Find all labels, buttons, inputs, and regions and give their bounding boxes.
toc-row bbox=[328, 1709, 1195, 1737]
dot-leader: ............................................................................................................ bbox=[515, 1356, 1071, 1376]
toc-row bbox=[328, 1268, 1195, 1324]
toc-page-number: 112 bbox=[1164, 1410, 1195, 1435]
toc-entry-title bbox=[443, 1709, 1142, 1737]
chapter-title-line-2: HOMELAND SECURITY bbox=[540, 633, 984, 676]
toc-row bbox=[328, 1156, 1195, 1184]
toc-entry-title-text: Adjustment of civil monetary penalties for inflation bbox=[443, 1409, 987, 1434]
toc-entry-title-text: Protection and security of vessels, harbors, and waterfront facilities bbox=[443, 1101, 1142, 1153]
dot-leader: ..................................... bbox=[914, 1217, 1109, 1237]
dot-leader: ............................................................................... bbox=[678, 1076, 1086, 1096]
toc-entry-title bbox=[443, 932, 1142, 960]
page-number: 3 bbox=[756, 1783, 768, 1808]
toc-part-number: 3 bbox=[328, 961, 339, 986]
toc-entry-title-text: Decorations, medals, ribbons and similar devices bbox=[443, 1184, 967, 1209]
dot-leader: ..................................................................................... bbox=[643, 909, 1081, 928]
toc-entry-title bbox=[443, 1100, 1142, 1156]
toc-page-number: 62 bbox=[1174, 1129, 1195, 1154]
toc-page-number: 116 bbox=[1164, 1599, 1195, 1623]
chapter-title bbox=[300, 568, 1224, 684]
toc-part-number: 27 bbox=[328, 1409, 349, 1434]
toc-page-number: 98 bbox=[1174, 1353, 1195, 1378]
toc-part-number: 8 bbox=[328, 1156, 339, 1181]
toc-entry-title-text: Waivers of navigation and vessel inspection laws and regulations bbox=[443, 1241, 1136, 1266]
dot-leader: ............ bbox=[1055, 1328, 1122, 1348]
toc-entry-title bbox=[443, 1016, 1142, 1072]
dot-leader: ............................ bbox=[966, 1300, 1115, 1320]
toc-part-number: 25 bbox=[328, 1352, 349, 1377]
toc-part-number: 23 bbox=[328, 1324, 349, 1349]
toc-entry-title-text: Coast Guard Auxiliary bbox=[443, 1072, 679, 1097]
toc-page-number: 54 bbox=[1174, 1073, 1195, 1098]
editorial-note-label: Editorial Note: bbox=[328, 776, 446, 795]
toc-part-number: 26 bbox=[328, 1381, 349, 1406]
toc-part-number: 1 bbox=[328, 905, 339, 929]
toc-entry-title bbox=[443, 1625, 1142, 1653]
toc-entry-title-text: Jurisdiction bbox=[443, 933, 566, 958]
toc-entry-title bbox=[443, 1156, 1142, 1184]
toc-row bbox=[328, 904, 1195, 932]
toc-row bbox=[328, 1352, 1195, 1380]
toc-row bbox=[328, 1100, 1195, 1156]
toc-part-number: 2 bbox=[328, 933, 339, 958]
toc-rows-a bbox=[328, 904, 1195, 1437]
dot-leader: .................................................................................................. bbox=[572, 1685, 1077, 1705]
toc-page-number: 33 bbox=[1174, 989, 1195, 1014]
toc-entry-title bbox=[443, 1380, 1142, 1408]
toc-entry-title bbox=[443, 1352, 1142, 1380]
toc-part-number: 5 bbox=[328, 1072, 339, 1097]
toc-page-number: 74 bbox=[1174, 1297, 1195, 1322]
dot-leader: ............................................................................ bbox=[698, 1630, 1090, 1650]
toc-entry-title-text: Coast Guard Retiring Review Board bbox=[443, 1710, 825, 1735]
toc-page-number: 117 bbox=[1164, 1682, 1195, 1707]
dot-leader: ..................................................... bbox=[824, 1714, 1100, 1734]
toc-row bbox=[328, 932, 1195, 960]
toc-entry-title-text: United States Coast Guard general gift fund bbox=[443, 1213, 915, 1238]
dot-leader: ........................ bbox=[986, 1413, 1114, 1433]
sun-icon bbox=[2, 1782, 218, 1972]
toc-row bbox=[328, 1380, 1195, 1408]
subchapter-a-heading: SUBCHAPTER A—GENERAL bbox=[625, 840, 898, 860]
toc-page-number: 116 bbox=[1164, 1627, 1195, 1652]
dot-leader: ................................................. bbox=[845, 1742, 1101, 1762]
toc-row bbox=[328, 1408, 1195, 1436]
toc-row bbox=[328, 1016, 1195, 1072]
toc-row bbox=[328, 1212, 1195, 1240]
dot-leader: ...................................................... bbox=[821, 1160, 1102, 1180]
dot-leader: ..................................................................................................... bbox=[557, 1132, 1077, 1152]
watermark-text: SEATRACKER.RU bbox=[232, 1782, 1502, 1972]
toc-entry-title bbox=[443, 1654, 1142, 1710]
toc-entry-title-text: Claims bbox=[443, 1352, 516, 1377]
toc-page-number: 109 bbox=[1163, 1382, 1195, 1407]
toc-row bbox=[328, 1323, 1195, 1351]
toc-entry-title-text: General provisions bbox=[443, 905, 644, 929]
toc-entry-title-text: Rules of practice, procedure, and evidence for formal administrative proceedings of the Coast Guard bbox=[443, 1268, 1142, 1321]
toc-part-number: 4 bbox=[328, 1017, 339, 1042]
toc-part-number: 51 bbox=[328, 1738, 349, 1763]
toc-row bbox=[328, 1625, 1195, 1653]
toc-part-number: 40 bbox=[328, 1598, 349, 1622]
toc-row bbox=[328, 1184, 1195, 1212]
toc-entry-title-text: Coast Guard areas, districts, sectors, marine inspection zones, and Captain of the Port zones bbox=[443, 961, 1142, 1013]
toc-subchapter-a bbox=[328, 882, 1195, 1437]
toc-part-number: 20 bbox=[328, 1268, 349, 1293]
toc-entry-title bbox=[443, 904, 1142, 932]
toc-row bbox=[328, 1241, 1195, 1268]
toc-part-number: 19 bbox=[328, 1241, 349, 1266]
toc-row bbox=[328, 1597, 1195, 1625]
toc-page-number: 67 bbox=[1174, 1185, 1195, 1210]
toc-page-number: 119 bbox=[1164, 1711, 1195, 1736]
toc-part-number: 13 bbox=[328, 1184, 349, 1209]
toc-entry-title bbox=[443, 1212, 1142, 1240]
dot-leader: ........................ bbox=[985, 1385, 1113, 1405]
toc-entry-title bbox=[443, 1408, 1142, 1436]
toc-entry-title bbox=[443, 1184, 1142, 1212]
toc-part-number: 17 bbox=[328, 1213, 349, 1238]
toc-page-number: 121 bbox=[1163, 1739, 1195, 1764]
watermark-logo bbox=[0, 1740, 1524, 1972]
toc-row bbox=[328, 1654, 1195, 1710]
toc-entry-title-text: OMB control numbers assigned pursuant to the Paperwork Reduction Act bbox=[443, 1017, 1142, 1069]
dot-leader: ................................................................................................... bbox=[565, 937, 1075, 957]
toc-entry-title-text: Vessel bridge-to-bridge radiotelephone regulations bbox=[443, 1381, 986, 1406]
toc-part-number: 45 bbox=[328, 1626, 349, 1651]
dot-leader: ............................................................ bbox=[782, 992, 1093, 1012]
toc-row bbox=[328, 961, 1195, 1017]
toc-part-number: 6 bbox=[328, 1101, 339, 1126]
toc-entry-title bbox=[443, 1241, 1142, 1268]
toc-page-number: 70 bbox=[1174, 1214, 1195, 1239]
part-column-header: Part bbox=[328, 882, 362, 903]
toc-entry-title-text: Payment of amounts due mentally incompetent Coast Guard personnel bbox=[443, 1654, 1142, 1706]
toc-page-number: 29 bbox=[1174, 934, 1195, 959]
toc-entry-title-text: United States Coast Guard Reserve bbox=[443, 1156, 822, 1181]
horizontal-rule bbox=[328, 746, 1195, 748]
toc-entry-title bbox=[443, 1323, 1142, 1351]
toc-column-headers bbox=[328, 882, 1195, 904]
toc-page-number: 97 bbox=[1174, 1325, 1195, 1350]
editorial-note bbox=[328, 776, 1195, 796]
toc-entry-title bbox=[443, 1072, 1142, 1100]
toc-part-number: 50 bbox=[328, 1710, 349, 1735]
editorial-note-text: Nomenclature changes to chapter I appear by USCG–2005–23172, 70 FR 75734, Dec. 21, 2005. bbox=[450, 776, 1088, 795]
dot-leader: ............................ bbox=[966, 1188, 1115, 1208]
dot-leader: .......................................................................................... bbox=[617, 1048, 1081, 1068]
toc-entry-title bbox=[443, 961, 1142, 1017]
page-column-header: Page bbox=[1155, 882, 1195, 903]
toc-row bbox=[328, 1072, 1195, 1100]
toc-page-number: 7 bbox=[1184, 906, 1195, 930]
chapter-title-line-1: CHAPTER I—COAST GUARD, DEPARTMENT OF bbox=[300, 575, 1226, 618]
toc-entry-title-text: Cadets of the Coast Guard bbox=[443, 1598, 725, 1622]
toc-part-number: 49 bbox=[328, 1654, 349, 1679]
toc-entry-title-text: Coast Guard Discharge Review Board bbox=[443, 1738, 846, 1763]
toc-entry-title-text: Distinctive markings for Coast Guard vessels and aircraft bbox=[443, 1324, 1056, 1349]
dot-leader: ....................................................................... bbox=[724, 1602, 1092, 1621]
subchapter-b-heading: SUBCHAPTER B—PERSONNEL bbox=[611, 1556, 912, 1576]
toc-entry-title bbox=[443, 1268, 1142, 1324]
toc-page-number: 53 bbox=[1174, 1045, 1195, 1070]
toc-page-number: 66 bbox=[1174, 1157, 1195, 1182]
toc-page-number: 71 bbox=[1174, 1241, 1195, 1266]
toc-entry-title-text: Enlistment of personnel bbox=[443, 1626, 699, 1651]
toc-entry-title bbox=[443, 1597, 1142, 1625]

EXERCISE INSTRUCTIONS: Starting with the first line of the records, reproduce each line word for word, ending with the line that contains "toc-entry-title-text: Protection and".

ANSWER FOR THIS EXERCISE:
Find all labels, buttons, inputs, and regions and give their bounding boxes.
toc-row bbox=[328, 1709, 1195, 1737]
dot-leader: ............................................................................................................ bbox=[515, 1356, 1071, 1376]
toc-row bbox=[328, 1268, 1195, 1324]
toc-page-number: 112 bbox=[1164, 1410, 1195, 1435]
toc-entry-title bbox=[443, 1709, 1142, 1737]
chapter-title-line-2: HOMELAND SECURITY bbox=[540, 633, 984, 676]
toc-row bbox=[328, 1156, 1195, 1184]
toc-entry-title-text: Adjustment of civil monetary penalties for inflation bbox=[443, 1409, 987, 1434]
toc-entry-title-text: Protection and security of vessels, harbors, and waterfront facilities bbox=[443, 1101, 1142, 1153]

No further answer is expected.